Aim of the task =>
From the entries below, gather each line containing the word "深入学习领会".

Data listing
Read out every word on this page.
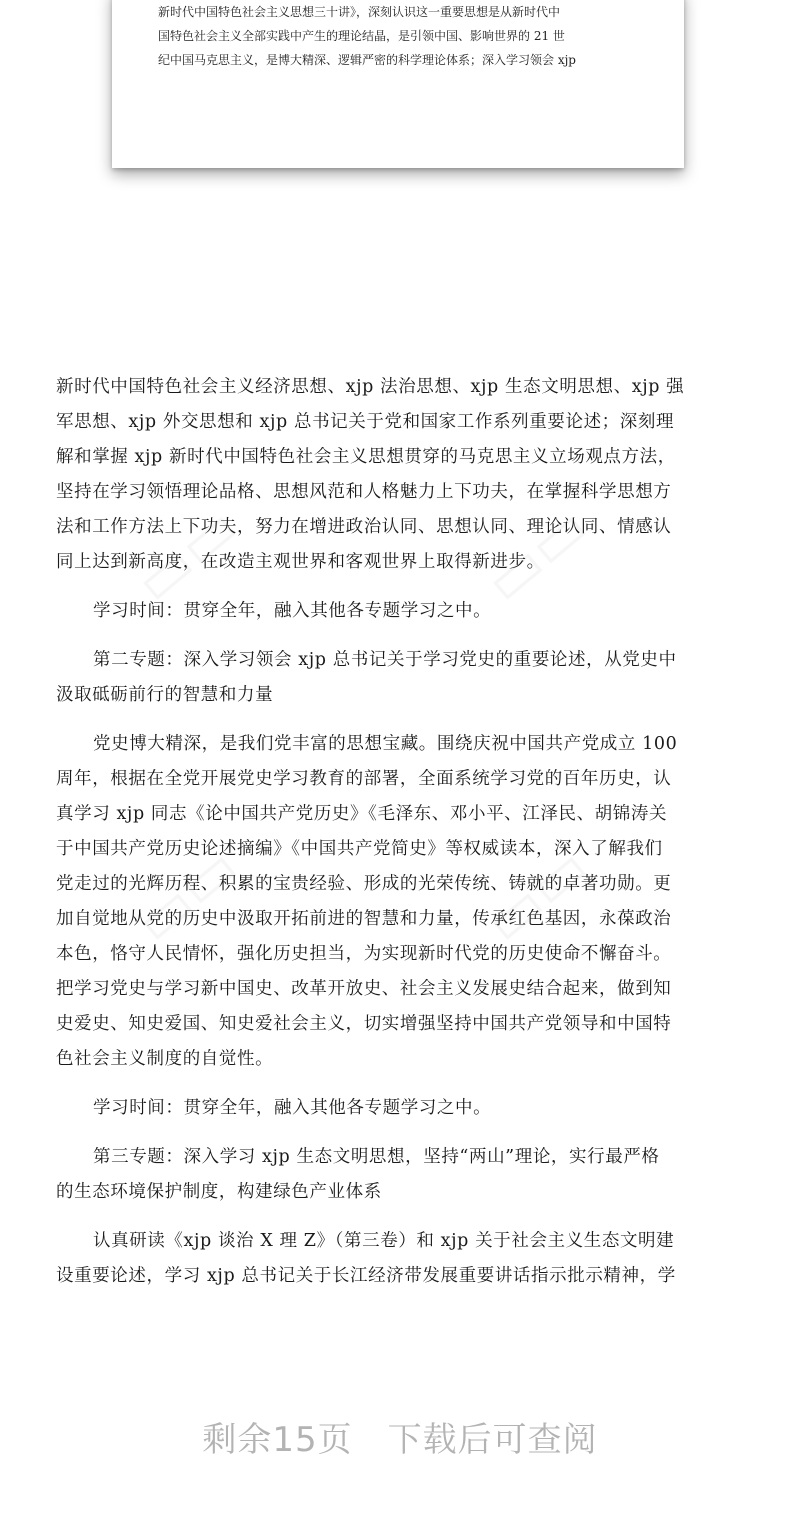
新时代中国特色社会主义思想三十讲》，深刻认识这一重要思想是从新时代中
国特色社会主义全部实践中产生的理论结晶，是引领中国、影响世界的 21 世
纪中国马克思主义，是博大精深、逻辑严密的科学理论体系；深入学习领会 xjp
新时代中国特色社会主义经济思想、xjp 法治思想、xjp 生态文明思想、xjp 强
军思想、xjp 外交思想和 xjp 总书记关于党和国家工作系列重要论述；深刻理
解和掌握 xjp 新时代中国特色社会主义思想贯穿的马克思主义立场观点方法，
坚持在学习领悟理论品格、思想风范和人格魅力上下功夫，在掌握科学思想方
法和工作方法上下功夫，努力在增进政治认同、思想认同、理论认同、情感认
同上达到新高度，在改造主观世界和客观世界上取得新进步。
学习时间：贯穿全年，融入其他各专题学习之中。
第二专题：深入学习领会 xjp 总书记关于学习党史的重要论述，从党史中
汲取砥砺前行的智慧和力量
党史博大精深，是我们党丰富的思想宝藏。围绕庆祝中国共产党成立 100
周年，根据在全党开展党史学习教育的部署，全面系统学习党的百年历史，认
真学习 xjp 同志《论中国共产党历史》《毛泽东、邓小平、江泽民、胡锦涛关
于中国共产党历史论述摘编》《中国共产党简史》等权威读本，深入了解我们
党走过的光辉历程、积累的宝贵经验、形成的光荣传统、铸就的卓著功勋。更
加自觉地从党的历史中汲取开拓前进的智慧和力量，传承红色基因，永葆政治
本色，恪守人民情怀，强化历史担当，为实现新时代党的历史使命不懈奋斗。
把学习党史与学习新中国史、改革开放史、社会主义发展史结合起来，做到知
史爱史、知史爱国、知史爱社会主义，切实增强坚持中国共产党领导和中国特
色社会主义制度的自觉性。
学习时间：贯穿全年，融入其他各专题学习之中。
第三专题：深入学习 xjp 生态文明思想，坚持“两山”理论，实行最严格
的生态环境保护制度，构建绿色产业体系
认真研读《xjp 谈治 X 理 Z》（第三卷）和 xjp 关于社会主义生态文明建
设重要论述，学习 xjp 总书记关于长江经济带发展重要讲话指示批示精神，学
剩余15页　下载后可查阅
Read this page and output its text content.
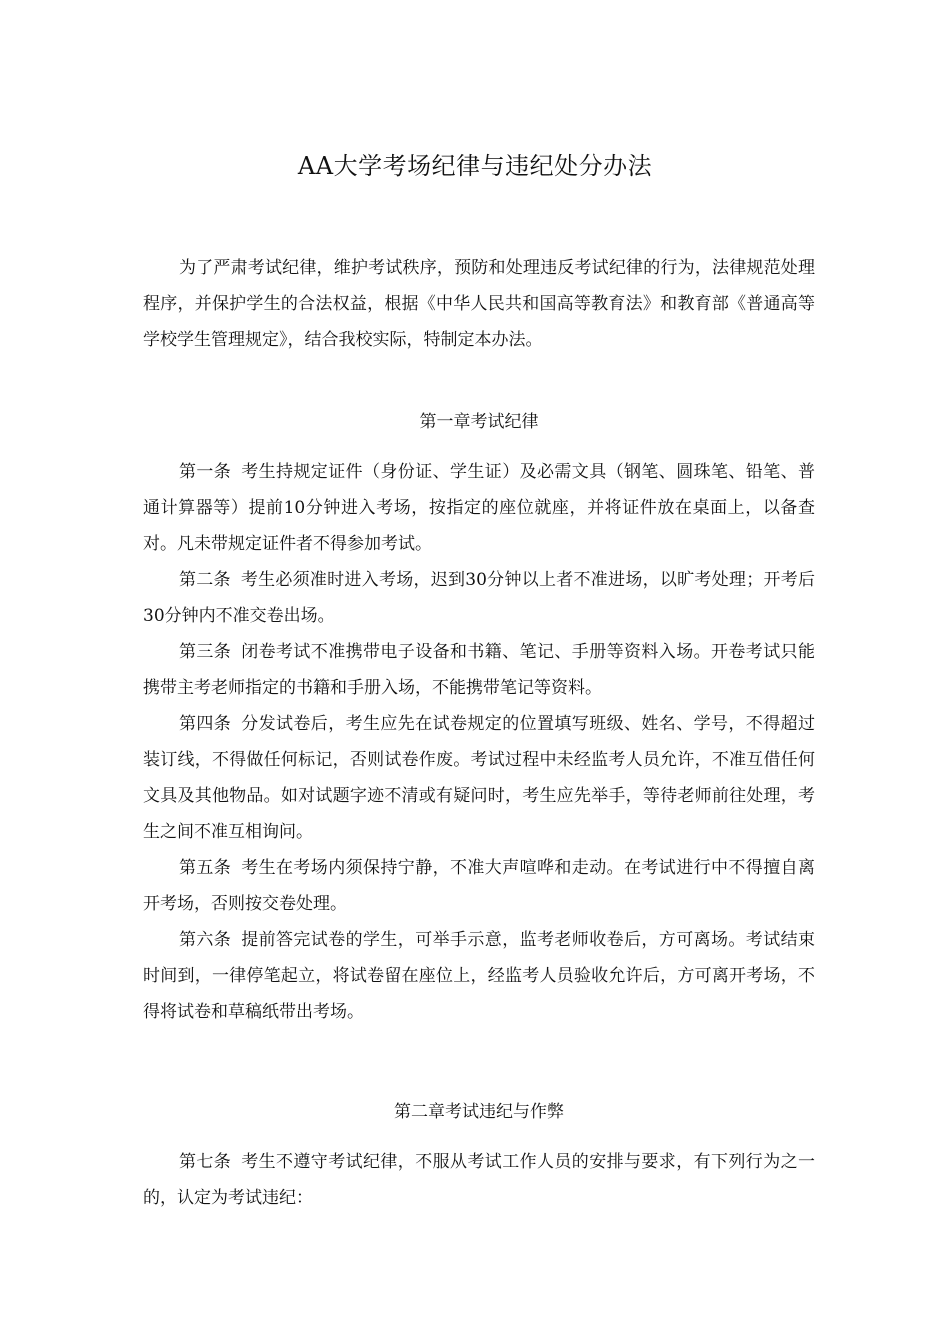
AA大学考场纪律与违纪处分办法

为了严肃考试纪律，维护考试秩序，预防和处理违反考试纪律的行为，法律规范处理程序，并保护学生的合法权益，根据《中华人民共和国高等教育法》和教育部《普通高等学校学生管理规定》，结合我校实际，特制定本办法。

第一章考试纪律

第一条 考生持规定证件（身份证、学生证）及必需文具（钢笔、圆珠笔、铅笔、普通计算器等）提前10分钟进入考场，按指定的座位就座，并将证件放在桌面上，以备查对。凡未带规定证件者不得参加考试。

第二条 考生必须准时进入考场，迟到30分钟以上者不准进场，以旷考处理；开考后30分钟内不准交卷出场。

第三条 闭卷考试不准携带电子设备和书籍、笔记、手册等资料入场。开卷考试只能携带主考老师指定的书籍和手册入场，不能携带笔记等资料。

第四条 分发试卷后，考生应先在试卷规定的位置填写班级、姓名、学号，不得超过装订线，不得做任何标记，否则试卷作废。考试过程中未经监考人员允许，不准互借任何文具及其他物品。如对试题字迹不清或有疑问时，考生应先举手，等待老师前往处理，考生之间不准互相询问。

第五条 考生在考场内须保持宁静，不准大声喧哗和走动。在考试进行中不得擅自离开考场，否则按交卷处理。

第六条 提前答完试卷的学生，可举手示意，监考老师收卷后，方可离场。考试结束时间到，一律停笔起立，将试卷留在座位上，经监考人员验收允许后，方可离开考场，不得将试卷和草稿纸带出考场。

第二章考试违纪与作弊

第七条 考生不遵守考试纪律，不服从考试工作人员的安排与要求，有下列行为之一的，认定为考试违纪：
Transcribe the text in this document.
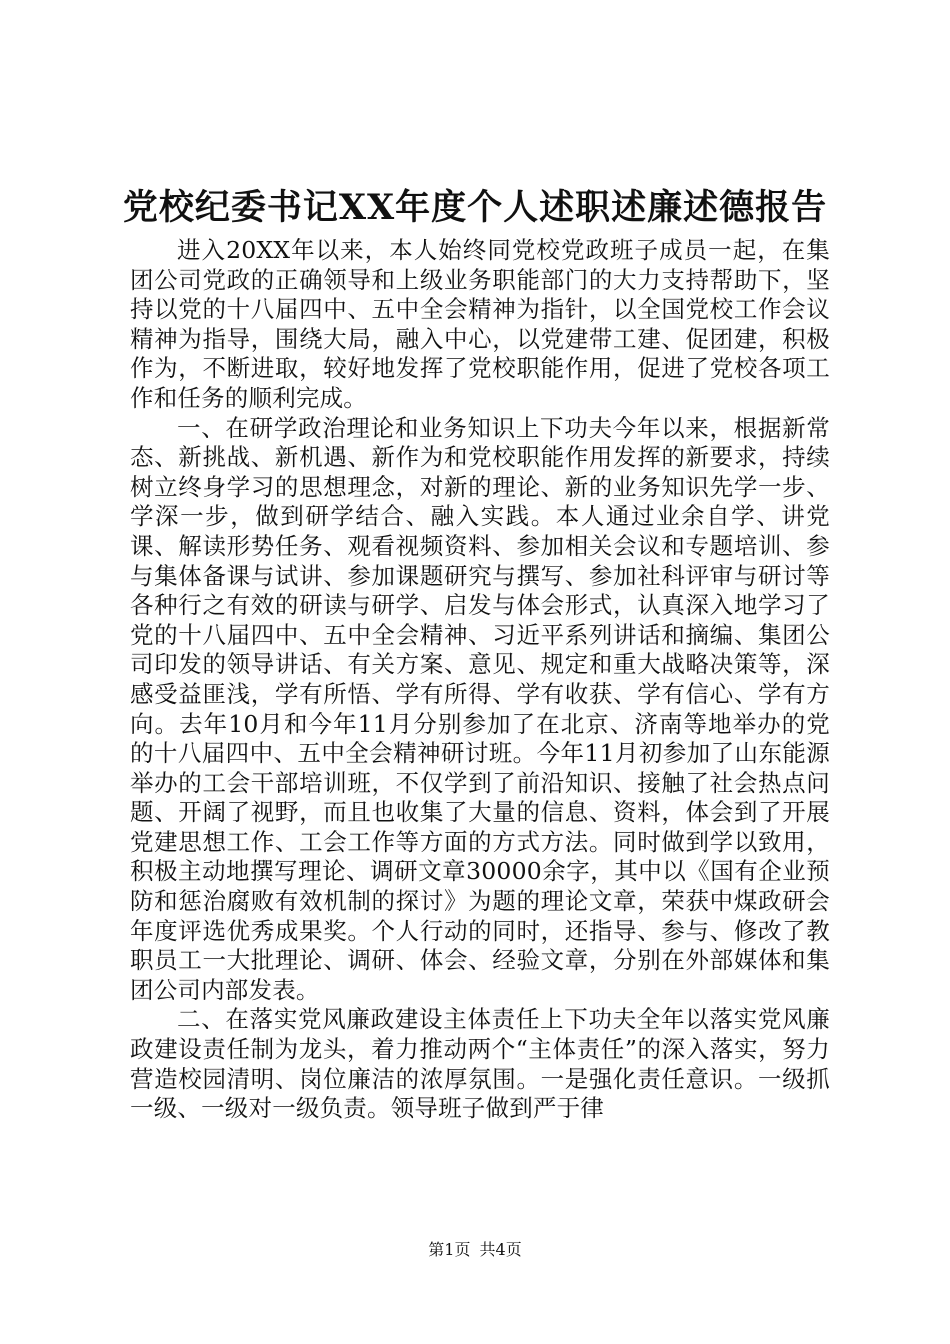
党校纪委书记XX年度个人述职述廉述德报告

进入20XX年以来，本人始终同党校党政班子成员一起，在集团公司党政的正确领导和上级业务职能部门的大力支持帮助下，坚持以党的十八届四中、五中全会精神为指针，以全国党校工作会议精神为指导，围绕大局，融入中心，以党建带工建、促团建，积极作为，不断进取，较好地发挥了党校职能作用，促进了党校各项工作和任务的顺利完成。

一、在研学政治理论和业务知识上下功夫今年以来，根据新常态、新挑战、新机遇、新作为和党校职能作用发挥的新要求，持续树立终身学习的思想理念，对新的理论、新的业务知识先学一步、学深一步，做到研学结合、融入实践。本人通过业余自学、讲党课、解读形势任务、观看视频资料、参加相关会议和专题培训、参与集体备课与试讲、参加课题研究与撰写、参加社科评审与研讨等各种行之有效的研读与研学、启发与体会形式，认真深入地学习了党的十八届四中、五中全会精神、习近平系列讲话和摘编、集团公司印发的领导讲话、有关方案、意见、规定和重大战略决策等，深感受益匪浅，学有所悟、学有所得、学有收获、学有信心、学有方向。去年10月和今年11月分别参加了在北京、济南等地举办的党的十八届四中、五中全会精神研讨班。今年11月初参加了山东能源举办的工会干部培训班，不仅学到了前沿知识、接触了社会热点问题、开阔了视野，而且也收集了大量的信息、资料，体会到了开展党建思想工作、工会工作等方面的方式方法。同时做到学以致用，积极主动地撰写理论、调研文章30000余字，其中以《国有企业预防和惩治腐败有效机制的探讨》为题的理论文章，荣获中煤政研会年度评选优秀成果奖。个人行动的同时，还指导、参与、修改了教职员工一大批理论、调研、体会、经验文章，分别在外部媒体和集团公司内部发表。

二、在落实党风廉政建设主体责任上下功夫全年以落实党风廉政建设责任制为龙头，着力推动两个“主体责任”的深入落实，努力营造校园清明、岗位廉洁的浓厚氛围。一是强化责任意识。一级抓一级、一级对一级负责。领导班子做到严于律

第1页 共4页
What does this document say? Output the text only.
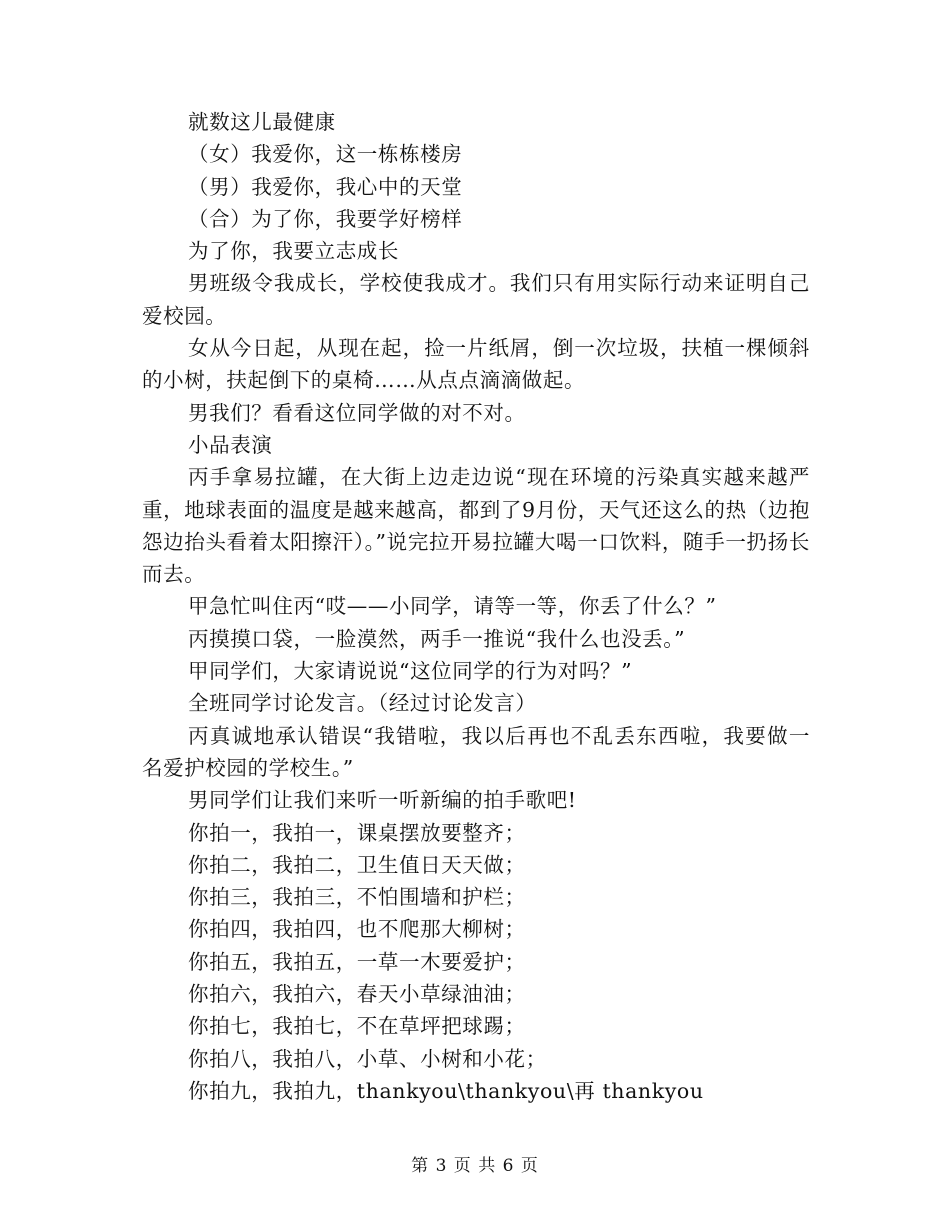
就数这儿最健康

（女）我爱你，这一栋栋楼房

（男）我爱你，我心中的天堂

（合）为了你，我要学好榜样

为了你，我要立志成长

男班级令我成长，学校使我成才。我们只有用实际行动来证明自己爱校园。

女从今日起，从现在起，捡一片纸屑，倒一次垃圾，扶植一棵倾斜的小树，扶起倒下的桌椅……从点点滴滴做起。

男我们？看看这位同学做的对不对。

小品表演

丙手拿易拉罐，在大街上边走边说“现在环境的污染真实越来越严重，地球表面的温度是越来越高，都到了9月份，天气还这么的热（边抱怨边抬头看着太阳擦汗）。”说完拉开易拉罐大喝一口饮料，随手一扔扬长而去。

甲急忙叫住丙“哎——小同学，请等一等，你丢了什么？”

丙摸摸口袋，一脸漠然，两手一推说“我什么也没丢。”

甲同学们，大家请说说“这位同学的行为对吗？”

全班同学讨论发言。（经过讨论发言）

丙真诚地承认错误“我错啦，我以后再也不乱丢东西啦，我要做一名爱护校园的学校生。”

男同学们让我们来听一听新编的拍手歌吧!

你拍一，我拍一，课桌摆放要整齐；

你拍二，我拍二，卫生值日天天做；

你拍三，我拍三，不怕围墙和护栏；

你拍四，我拍四，也不爬那大柳树；

你拍五，我拍五，一草一木要爱护；

你拍六，我拍六，春天小草绿油油；

你拍七，我拍七，不在草坪把球踢；

你拍八，我拍八，小草、小树和小花；

你拍九，我拍九，thankyou\thankyou\再 thankyou

第 3 页 共 6 页
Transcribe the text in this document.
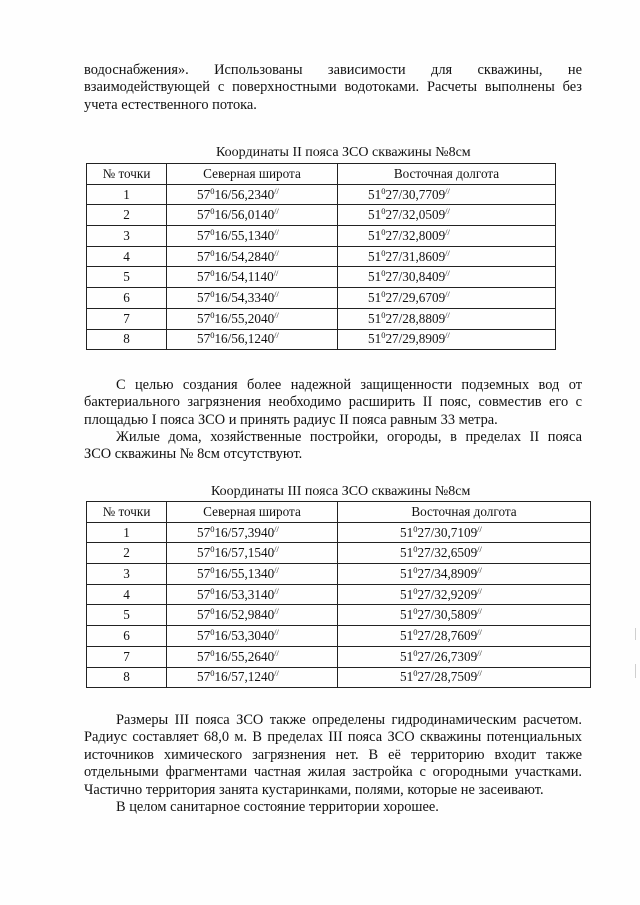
водоснабжения». Использованы зависимости для скважины, не
взаимодействующей с поверхностными водотоками. Расчеты выполнены без
учета естественного потока.
Координаты II пояса ЗСО скважины №8см
№ точки	Северная широта	Восточная долгота
1	$57^016/56,2340^{//}$	$51^027/30,7709^{//}$
2	$57^016/56,0140^{//}$	$51^027/32,0509^{//}$
3	$57^016/55,1340^{//}$	$51^027/32,8009^{//}$
4	$57^016/54,2840^{//}$	$51^027/31,8609^{//}$
5	$57^016/54,1140^{//}$	$51^027/30,8409^{//}$
6	$57^016/54,3340^{//}$	$51^027/29,6709^{//}$
7	$57^016/55,2040^{//}$	$51^027/28,8809^{//}$
8	$57^016/56,1240^{//}$	$51^027/29,8909^{//}$
С целью создания более надежной защищенности подземных вод от
бактериального загрязнения необходимо расширить II пояс, совместив его с
площадью I пояса ЗСО и принять радиус II пояса равным 33 метра.
Жилые дома, хозяйственные постройки, огороды, в пределах II пояса
ЗСО скважины № 8см отсутствуют.
Координаты III пояса ЗСО скважины №8см
№ точки	Северная широта	Восточная долгота
1	$57^016/57,3940^{//}$	$51^027/30,7109^{//}$
2	$57^016/57,1540^{//}$	$51^027/32,6509^{//}$
3	$57^016/55,1340^{//}$	$51^027/34,8909^{//}$
4	$57^016/53,3140^{//}$	$51^027/32,9209^{//}$
5	$57^016/52,9840^{//}$	$51^027/30,5809^{//}$
6	$57^016/53,3040^{//}$	$51^027/28,7609^{//}$
7	$57^016/55,2640^{//}$	$51^027/26,7309^{//}$
8	$57^016/57,1240^{//}$	$51^027/28,7509^{//}$
Размеры III пояса ЗСО также определены гидродинамическим расчетом.
Радиус составляет 68,0 м. В пределах III пояса ЗСО скважины потенциальных
источников химического загрязнения нет. В её территорию входит также
отдельными фрагментами частная жилая застройка с огородными участками.
Частично территория занята кустаринками, полями, которые не засеивают.
В целом санитарное состояние территории хорошее.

Worked solution =>
纪中国马克思主义，是博大精深、逻辑严密的科学理论体系；深入学习领会 xjp
第二专题：深入学习领会 xjp 总书记关于学习党史的重要论述，从党史中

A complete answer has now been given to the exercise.